### RECORDS PROVIDED
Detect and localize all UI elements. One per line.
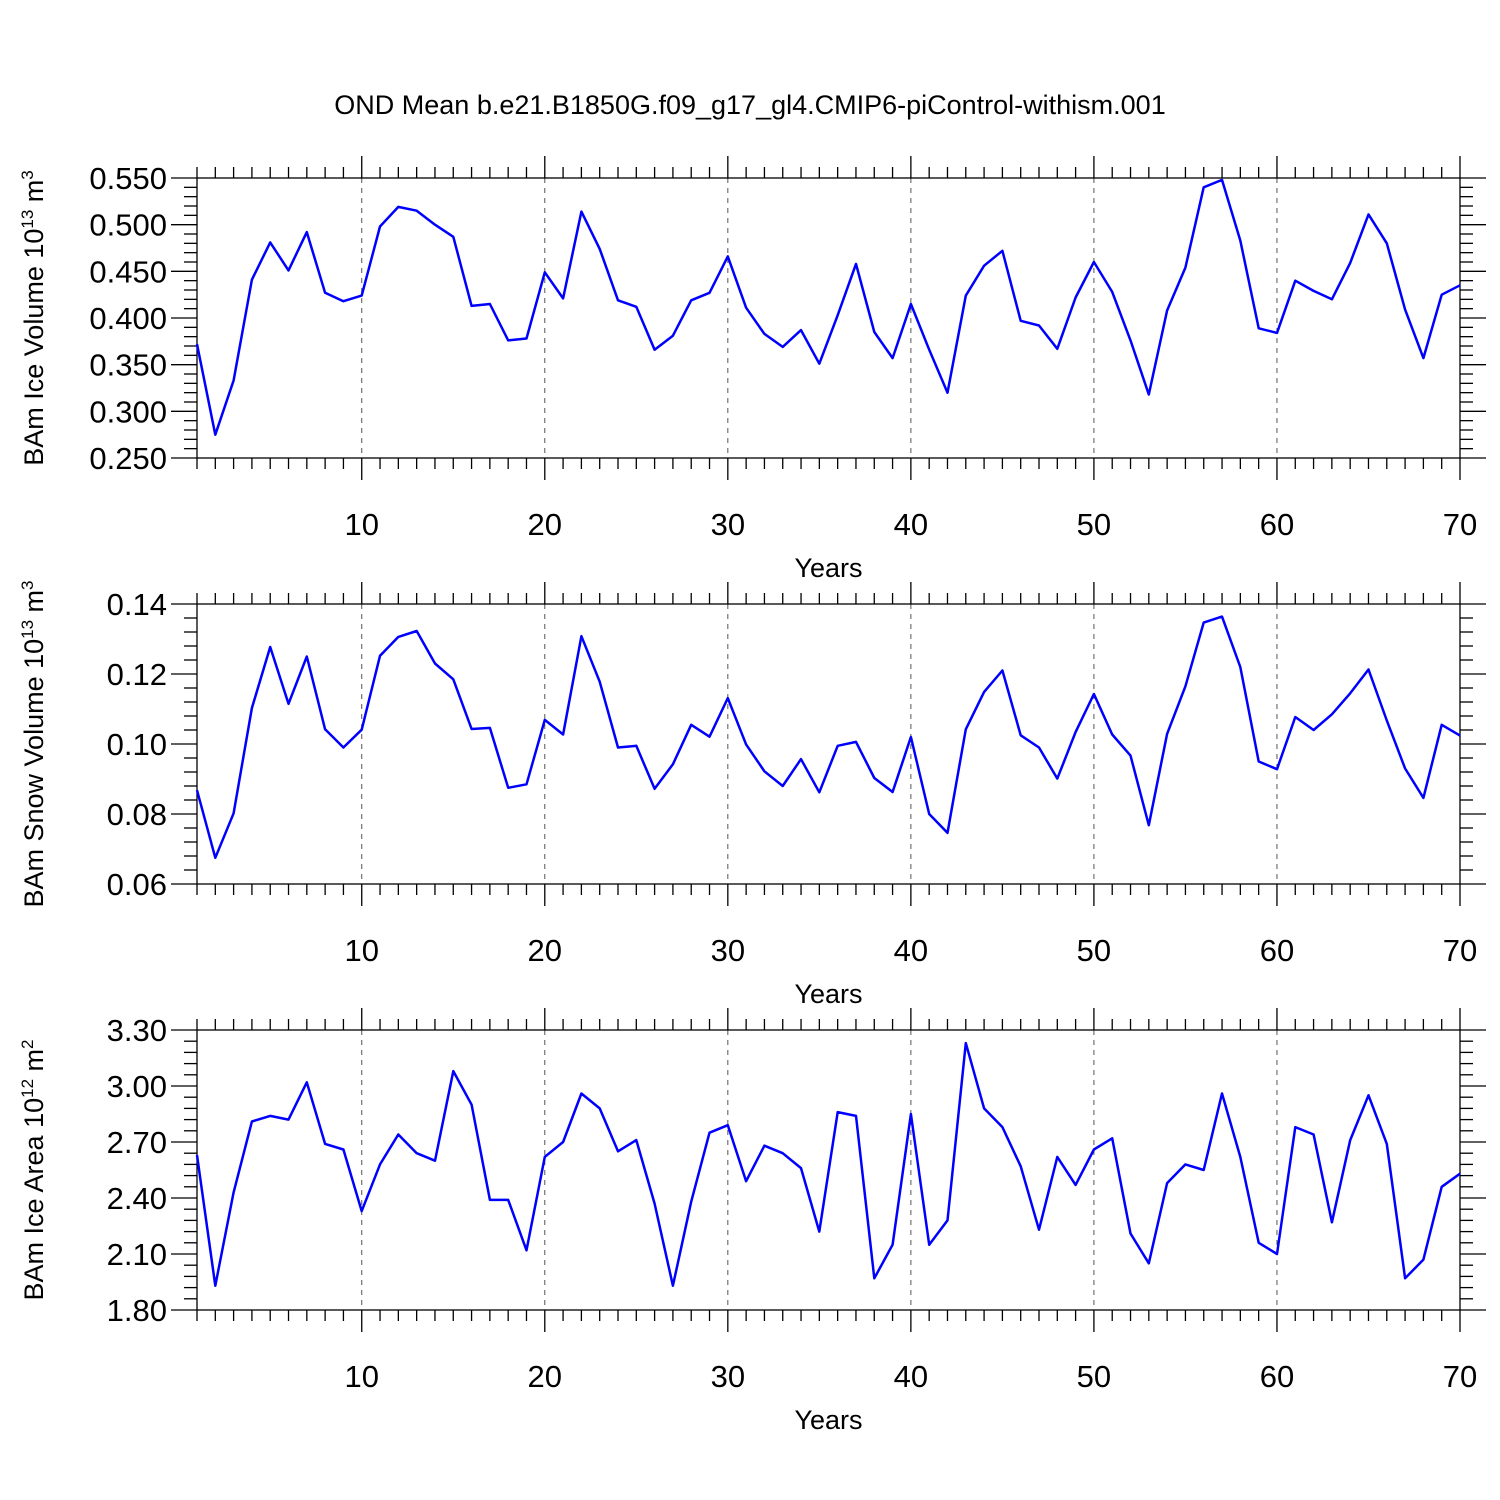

...

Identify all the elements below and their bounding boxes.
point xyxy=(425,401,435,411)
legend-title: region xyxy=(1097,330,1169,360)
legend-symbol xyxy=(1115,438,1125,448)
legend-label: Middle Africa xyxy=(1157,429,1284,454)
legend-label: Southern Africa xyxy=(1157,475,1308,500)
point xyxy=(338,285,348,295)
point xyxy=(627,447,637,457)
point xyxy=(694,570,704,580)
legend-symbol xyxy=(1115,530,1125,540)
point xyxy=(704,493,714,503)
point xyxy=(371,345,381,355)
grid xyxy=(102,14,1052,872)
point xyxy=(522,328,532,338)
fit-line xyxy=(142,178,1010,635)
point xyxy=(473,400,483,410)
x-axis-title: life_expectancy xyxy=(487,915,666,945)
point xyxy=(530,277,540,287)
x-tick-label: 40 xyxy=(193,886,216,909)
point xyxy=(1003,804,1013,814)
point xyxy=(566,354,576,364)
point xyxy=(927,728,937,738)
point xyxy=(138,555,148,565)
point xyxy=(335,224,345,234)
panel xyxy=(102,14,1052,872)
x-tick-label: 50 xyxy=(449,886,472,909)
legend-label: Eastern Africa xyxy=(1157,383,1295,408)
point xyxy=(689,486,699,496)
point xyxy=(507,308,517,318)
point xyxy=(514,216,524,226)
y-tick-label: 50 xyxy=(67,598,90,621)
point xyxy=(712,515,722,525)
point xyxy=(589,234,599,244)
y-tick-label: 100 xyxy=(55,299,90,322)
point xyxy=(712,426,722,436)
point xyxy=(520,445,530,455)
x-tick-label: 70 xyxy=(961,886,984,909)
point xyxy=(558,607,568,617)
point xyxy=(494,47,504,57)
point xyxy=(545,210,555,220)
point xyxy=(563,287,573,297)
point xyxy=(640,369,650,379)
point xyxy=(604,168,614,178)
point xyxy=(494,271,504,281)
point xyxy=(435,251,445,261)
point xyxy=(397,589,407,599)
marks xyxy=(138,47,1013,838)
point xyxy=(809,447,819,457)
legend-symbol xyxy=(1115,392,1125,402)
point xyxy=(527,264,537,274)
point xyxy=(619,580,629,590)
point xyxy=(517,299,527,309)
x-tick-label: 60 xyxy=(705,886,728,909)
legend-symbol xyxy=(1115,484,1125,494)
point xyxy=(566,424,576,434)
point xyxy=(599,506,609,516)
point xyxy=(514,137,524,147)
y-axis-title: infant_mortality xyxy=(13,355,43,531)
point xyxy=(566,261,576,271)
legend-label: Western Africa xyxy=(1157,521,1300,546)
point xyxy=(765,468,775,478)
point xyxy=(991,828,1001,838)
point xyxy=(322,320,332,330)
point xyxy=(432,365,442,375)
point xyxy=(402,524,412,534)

### WORK TO COMPLETE
Copy the material word for word, from the line with "Identify all the" up to and including the line with "point xyxy=(558,607,568,617)".

### RESULT
Identify all the elements below and their bounding boxes.
point xyxy=(425,401,435,411)
legend-title: region xyxy=(1097,330,1169,360)
legend-symbol xyxy=(1115,438,1125,448)
legend-label: Middle Africa xyxy=(1157,429,1284,454)
legend-label: Southern Africa xyxy=(1157,475,1308,500)
point xyxy=(338,285,348,295)
point xyxy=(627,447,637,457)
point xyxy=(694,570,704,580)
legend-symbol xyxy=(1115,530,1125,540)
point xyxy=(704,493,714,503)
point xyxy=(371,345,381,355)
grid xyxy=(102,14,1052,872)
point xyxy=(522,328,532,338)
fit-line xyxy=(142,178,1010,635)
point xyxy=(473,400,483,410)
x-axis-title: life_expectancy xyxy=(487,915,666,945)
point xyxy=(530,277,540,287)
x-tick-label: 40 xyxy=(193,886,216,909)
point xyxy=(1003,804,1013,814)
point xyxy=(566,354,576,364)
point xyxy=(927,728,937,738)
point xyxy=(138,555,148,565)
point xyxy=(335,224,345,234)
panel xyxy=(102,14,1052,872)
x-tick-label: 50 xyxy=(449,886,472,909)
legend-label: Eastern Africa xyxy=(1157,383,1295,408)
point xyxy=(689,486,699,496)
point xyxy=(507,308,517,318)
point xyxy=(514,216,524,226)
y-tick-label: 50 xyxy=(67,598,90,621)
point xyxy=(712,515,722,525)
point xyxy=(589,234,599,244)
y-tick-label: 100 xyxy=(55,299,90,322)
point xyxy=(712,426,722,436)
point xyxy=(520,445,530,455)
x-tick-label: 70 xyxy=(961,886,984,909)
point xyxy=(558,607,568,617)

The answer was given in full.